▸ **EXERCISE OBJECTIVE**
Pictures in the records should not be copied, but every other part must be repeated exactly.
● ● ●
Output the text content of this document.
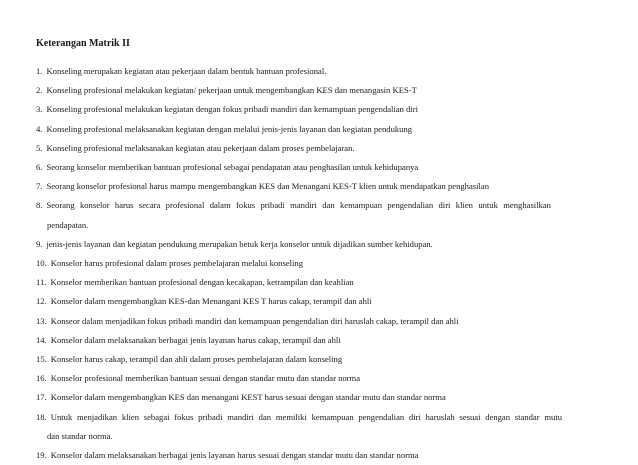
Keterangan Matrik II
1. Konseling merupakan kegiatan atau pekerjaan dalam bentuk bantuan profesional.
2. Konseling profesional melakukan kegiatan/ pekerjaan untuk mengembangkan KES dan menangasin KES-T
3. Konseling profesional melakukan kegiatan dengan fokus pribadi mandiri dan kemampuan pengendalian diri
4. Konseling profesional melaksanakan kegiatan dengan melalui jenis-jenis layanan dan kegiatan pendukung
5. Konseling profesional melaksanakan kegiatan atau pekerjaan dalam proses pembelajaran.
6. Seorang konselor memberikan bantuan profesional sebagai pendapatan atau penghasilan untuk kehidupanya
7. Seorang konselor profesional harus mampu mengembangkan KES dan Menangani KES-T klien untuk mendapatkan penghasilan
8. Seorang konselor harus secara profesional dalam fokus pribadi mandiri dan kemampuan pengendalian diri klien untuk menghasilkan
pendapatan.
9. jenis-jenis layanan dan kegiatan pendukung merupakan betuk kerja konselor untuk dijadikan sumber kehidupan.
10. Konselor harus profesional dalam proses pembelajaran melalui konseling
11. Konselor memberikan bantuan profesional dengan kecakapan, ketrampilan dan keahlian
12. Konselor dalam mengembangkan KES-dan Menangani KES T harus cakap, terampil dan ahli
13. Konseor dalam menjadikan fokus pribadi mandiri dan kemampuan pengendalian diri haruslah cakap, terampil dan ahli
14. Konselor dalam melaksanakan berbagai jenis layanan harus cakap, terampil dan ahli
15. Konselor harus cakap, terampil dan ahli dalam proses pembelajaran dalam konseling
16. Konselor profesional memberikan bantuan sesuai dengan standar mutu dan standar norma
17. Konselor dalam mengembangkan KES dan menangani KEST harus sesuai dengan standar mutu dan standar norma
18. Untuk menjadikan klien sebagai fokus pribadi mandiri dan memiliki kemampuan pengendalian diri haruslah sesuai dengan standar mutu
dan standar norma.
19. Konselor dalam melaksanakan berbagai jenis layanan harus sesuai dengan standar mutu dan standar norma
● ● ●
▸ **OUTPUT**
Output the text content of this document.
Keterangan Matrik II
1. Konseling merupakan kegiatan atau pekerjaan dalam bentuk bantuan profesional.
2. Konseling profesional melakukan kegiatan/ pekerjaan untuk mengembangkan KES dan menangasin KES-T
3. Konseling profesional melakukan kegiatan dengan fokus pribadi mandiri dan kemampuan pengendalian diri
4. Konseling profesional melaksanakan kegiatan dengan melalui jenis-jenis layanan dan kegiatan pendukung
5. Konseling profesional melaksanakan kegiatan atau pekerjaan dalam proses pembelajaran.
6. Seorang konselor memberikan bantuan profesional sebagai pendapatan atau penghasilan untuk kehidupanya
7. Seorang konselor profesional harus mampu mengembangkan KES dan Menangani KES-T klien untuk mendapatkan penghasilan
8. Seorang konselor harus secara profesional dalam fokus pribadi mandiri dan kemampuan pengendalian diri klien untuk menghasilkan
pendapatan.
9. jenis-jenis layanan dan kegiatan pendukung merupakan betuk kerja konselor untuk dijadikan sumber kehidupan.
10. Konselor harus profesional dalam proses pembelajaran melalui konseling
11. Konselor memberikan bantuan profesional dengan kecakapan, ketrampilan dan keahlian
12. Konselor dalam mengembangkan KES-dan Menangani KES T harus cakap, terampil dan ahli
13. Konseor dalam menjadikan fokus pribadi mandiri dan kemampuan pengendalian diri haruslah cakap, terampil dan ahli
14. Konselor dalam melaksanakan berbagai jenis layanan harus cakap, terampil dan ahli
15. Konselor harus cakap, terampil dan ahli dalam proses pembelajaran dalam konseling
16. Konselor profesional memberikan bantuan sesuai dengan standar mutu dan standar norma
17. Konselor dalam mengembangkan KES dan menangani KEST harus sesuai dengan standar mutu dan standar norma
18. Untuk menjadikan klien sebagai fokus pribadi mandiri dan memiliki kemampuan pengendalian diri haruslah sesuai dengan standar mutu
dan standar norma.
19. Konselor dalam melaksanakan berbagai jenis layanan harus sesuai dengan standar mutu dan standar norma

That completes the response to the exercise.